= THE TASK =
Reproduce the records unchanged, from the line containing "y-tick-label: -۳۰: [44, 980, 70, 999]" through the line containing "title-text: شد: [189, 153, 274, 216]", both lines included.

* START AVAILABLE DATA *

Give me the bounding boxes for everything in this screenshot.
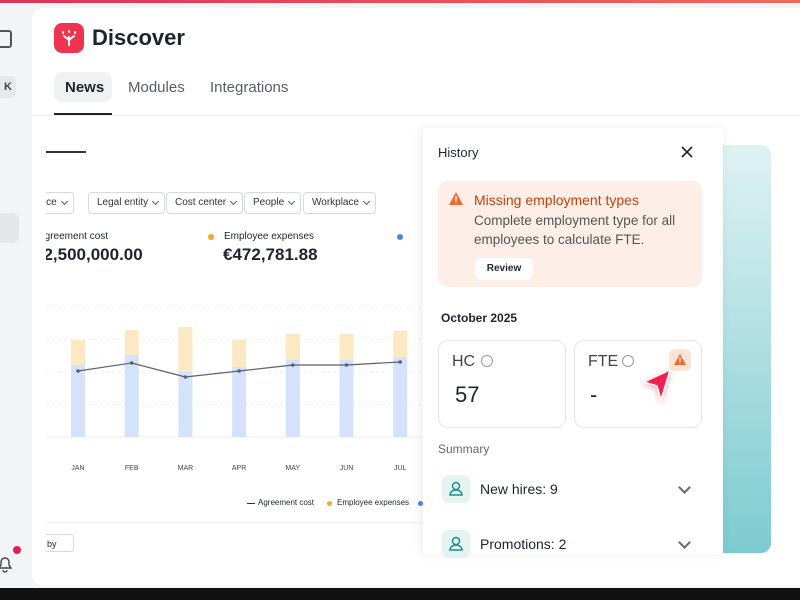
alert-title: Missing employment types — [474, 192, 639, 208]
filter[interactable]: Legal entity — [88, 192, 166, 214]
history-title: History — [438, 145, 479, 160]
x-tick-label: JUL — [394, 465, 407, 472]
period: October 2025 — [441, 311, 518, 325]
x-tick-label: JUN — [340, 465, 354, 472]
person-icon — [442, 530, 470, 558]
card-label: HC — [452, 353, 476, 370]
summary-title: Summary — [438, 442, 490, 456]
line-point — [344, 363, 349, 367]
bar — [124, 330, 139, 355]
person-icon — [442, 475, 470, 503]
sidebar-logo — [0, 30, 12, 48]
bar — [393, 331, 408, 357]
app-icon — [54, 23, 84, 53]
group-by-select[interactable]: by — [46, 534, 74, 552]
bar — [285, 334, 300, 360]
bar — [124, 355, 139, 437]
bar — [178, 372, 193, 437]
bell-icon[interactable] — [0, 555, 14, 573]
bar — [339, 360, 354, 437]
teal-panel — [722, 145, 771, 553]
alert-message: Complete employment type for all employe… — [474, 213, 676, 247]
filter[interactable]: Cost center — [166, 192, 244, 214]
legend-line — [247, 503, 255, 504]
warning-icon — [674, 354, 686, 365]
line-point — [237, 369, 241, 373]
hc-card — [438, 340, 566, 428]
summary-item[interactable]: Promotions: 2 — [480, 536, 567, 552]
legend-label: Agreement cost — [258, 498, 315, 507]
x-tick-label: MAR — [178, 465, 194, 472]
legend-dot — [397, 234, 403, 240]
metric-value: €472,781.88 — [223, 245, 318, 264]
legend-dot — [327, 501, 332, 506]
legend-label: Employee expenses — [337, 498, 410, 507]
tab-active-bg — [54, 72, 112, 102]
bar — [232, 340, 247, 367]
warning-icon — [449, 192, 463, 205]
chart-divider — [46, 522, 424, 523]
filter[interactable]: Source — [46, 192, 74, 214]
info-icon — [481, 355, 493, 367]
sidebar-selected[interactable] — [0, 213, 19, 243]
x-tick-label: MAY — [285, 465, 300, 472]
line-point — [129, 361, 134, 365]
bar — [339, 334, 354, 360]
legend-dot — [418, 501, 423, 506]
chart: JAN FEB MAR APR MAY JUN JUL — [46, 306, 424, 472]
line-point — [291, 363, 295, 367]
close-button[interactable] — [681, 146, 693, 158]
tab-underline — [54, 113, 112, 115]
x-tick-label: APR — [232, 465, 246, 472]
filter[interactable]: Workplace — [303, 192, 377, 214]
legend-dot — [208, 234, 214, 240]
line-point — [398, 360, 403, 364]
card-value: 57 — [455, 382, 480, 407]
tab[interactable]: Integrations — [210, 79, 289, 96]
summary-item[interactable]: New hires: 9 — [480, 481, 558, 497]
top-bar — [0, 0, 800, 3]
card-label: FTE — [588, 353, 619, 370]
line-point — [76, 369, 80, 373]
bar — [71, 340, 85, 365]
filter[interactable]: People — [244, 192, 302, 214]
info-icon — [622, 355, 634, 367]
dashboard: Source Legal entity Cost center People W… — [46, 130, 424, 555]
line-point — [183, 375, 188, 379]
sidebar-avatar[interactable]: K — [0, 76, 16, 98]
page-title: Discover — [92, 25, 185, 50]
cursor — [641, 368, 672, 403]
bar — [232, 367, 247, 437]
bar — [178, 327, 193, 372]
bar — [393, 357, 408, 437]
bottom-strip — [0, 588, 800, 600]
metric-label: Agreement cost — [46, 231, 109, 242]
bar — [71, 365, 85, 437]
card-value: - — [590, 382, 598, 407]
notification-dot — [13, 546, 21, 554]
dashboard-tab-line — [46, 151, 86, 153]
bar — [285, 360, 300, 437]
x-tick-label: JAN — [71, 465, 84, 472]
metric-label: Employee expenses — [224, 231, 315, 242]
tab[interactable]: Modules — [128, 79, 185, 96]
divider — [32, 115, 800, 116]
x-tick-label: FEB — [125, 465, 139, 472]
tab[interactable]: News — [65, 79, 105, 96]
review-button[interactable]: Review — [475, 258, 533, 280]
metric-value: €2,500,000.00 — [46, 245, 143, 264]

* END AVAILABLE DATA *
* START AVAILABLE DATA *

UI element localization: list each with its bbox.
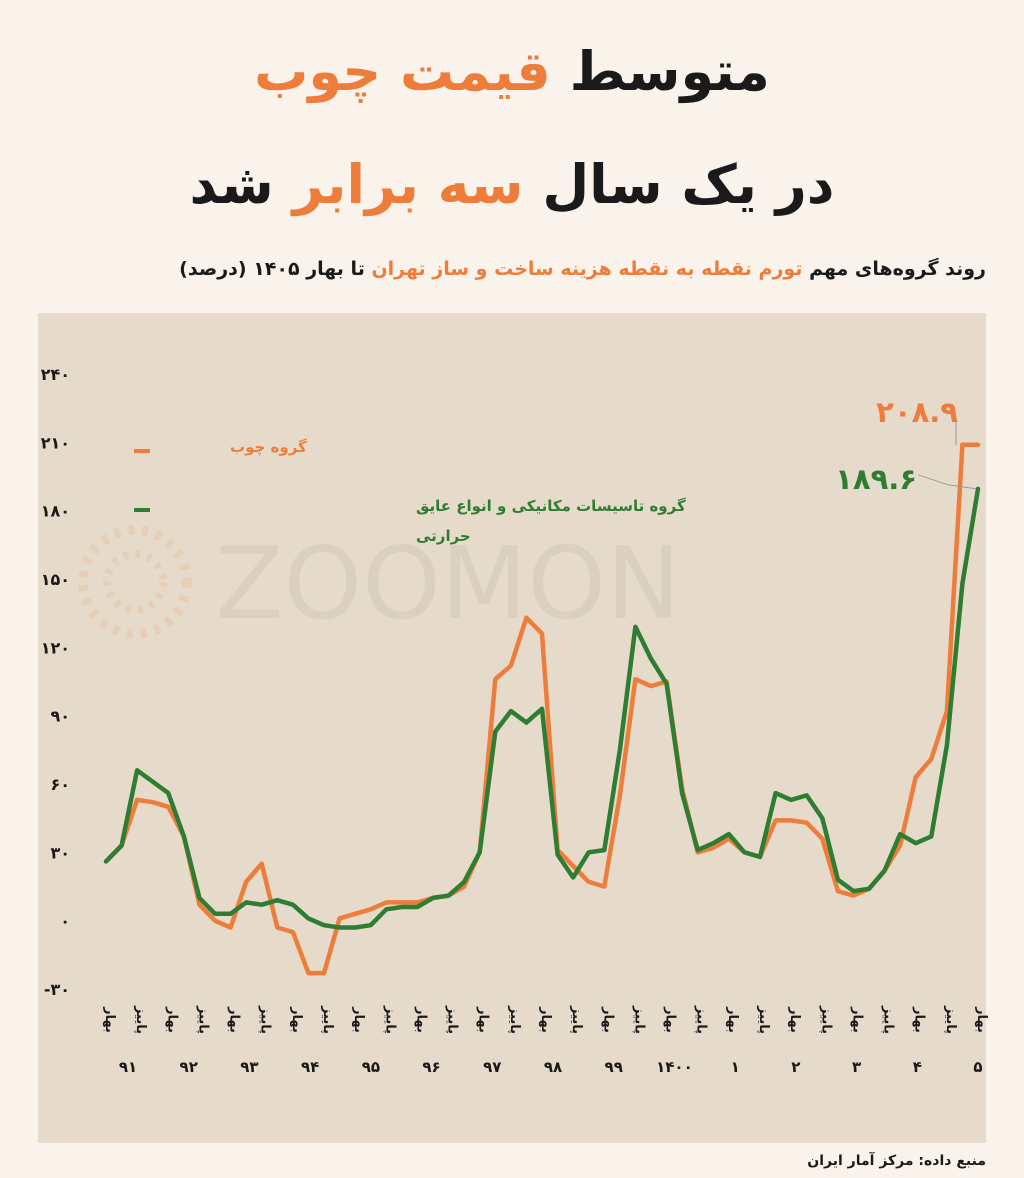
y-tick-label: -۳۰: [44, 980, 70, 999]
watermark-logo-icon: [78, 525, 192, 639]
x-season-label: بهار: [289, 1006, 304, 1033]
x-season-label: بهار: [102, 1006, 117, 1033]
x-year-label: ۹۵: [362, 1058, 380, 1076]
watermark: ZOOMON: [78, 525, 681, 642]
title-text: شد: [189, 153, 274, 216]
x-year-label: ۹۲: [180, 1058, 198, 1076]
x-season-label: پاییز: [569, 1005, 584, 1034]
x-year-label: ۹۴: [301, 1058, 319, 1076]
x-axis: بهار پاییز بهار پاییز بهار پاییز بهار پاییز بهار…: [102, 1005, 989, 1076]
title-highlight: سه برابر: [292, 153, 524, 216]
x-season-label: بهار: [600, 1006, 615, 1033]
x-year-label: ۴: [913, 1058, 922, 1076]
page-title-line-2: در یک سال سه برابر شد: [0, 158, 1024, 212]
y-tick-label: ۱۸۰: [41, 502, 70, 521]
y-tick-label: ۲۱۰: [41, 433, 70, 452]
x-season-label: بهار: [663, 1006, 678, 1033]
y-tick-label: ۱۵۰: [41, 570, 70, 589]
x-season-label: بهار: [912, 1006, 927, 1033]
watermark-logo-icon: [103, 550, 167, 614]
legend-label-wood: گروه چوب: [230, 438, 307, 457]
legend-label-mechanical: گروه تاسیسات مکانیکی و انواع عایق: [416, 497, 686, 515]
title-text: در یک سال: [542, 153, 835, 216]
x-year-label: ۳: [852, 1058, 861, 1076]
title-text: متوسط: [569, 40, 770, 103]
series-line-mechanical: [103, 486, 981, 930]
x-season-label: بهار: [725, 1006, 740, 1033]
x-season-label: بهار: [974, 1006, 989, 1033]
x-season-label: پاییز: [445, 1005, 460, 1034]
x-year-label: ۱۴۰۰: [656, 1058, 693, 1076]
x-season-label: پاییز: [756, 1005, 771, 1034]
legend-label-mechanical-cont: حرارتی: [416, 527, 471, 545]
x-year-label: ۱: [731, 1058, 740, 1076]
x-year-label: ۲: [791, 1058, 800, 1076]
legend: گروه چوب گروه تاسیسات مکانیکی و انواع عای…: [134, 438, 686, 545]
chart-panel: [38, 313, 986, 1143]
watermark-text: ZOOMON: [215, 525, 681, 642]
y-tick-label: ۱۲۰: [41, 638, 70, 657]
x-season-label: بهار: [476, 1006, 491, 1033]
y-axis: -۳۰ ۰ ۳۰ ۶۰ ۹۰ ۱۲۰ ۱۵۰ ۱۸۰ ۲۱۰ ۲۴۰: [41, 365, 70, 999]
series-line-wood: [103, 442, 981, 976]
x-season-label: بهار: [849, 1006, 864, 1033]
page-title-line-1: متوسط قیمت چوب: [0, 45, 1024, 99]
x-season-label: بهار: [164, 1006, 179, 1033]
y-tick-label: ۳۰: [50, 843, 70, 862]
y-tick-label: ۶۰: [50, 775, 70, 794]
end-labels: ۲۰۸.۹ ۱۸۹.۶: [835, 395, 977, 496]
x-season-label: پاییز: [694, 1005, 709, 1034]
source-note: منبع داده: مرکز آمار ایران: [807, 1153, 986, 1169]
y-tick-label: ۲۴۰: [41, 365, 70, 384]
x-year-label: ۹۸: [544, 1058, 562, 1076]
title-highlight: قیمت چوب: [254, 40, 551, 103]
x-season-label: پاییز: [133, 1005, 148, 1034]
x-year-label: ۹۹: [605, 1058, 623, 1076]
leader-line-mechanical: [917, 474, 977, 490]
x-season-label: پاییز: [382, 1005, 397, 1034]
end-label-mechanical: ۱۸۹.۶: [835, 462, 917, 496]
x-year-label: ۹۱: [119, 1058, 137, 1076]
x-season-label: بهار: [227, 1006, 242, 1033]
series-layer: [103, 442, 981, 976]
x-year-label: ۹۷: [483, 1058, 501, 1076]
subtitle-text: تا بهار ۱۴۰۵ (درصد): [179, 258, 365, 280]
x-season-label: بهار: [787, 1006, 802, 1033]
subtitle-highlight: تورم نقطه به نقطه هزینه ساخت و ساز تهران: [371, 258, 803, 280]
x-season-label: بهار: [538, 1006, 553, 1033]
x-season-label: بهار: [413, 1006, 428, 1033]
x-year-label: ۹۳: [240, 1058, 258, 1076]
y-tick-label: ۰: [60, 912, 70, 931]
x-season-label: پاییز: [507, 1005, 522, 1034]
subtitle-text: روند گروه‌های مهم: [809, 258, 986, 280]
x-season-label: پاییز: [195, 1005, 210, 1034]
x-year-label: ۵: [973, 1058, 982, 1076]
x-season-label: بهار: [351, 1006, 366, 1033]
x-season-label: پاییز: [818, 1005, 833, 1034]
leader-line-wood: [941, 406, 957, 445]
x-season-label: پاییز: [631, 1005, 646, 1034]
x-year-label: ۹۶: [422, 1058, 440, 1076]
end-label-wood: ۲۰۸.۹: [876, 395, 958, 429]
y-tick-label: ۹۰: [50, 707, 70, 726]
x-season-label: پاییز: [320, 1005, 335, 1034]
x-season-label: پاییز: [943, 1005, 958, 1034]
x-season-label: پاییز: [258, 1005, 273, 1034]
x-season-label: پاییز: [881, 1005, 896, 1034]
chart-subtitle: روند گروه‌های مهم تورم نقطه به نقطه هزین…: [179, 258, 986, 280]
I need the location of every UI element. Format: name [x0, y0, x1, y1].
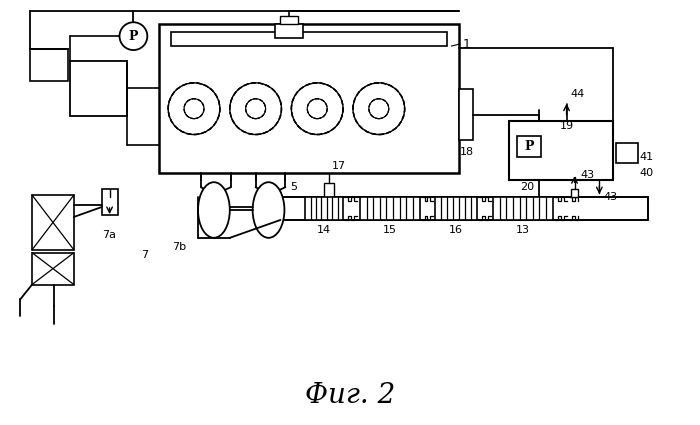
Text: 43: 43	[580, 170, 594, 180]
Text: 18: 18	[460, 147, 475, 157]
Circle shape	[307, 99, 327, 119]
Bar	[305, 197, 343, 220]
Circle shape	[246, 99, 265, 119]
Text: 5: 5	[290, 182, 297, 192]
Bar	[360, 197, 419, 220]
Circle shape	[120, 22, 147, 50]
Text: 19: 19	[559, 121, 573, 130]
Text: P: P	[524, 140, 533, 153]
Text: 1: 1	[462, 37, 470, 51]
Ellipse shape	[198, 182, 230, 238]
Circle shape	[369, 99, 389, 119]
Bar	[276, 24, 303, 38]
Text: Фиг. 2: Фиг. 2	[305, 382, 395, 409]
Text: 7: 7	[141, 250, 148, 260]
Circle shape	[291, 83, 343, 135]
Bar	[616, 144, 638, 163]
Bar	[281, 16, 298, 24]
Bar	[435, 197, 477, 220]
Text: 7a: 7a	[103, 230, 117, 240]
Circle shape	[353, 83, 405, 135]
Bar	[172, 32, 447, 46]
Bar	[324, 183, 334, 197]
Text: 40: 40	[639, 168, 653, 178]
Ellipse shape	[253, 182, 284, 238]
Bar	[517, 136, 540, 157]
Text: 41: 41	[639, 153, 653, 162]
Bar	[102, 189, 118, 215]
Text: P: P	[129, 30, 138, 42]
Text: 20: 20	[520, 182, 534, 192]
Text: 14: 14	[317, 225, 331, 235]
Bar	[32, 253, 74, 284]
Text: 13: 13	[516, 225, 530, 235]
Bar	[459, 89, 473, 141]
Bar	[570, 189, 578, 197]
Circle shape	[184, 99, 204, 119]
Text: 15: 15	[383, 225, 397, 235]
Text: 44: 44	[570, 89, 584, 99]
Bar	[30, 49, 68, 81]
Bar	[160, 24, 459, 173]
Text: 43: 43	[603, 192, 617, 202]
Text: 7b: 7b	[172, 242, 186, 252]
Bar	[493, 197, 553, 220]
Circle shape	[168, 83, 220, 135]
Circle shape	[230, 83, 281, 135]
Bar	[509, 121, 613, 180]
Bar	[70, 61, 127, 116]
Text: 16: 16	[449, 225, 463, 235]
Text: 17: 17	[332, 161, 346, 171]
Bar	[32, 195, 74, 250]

* END AVAILABLE DATA *

= CORRECT RESPONSE =
y-tick-label: -۳۰: [44, 980, 70, 999]
watermark-logo-icon: [78, 525, 192, 639]
x-season-label: بهار: [289, 1006, 304, 1033]
x-season-label: بهار: [102, 1006, 117, 1033]
x-year-label: ۹۵: [362, 1058, 380, 1076]
watermark: ZOOMON: [78, 525, 681, 642]
title-text: شد: [189, 153, 274, 216]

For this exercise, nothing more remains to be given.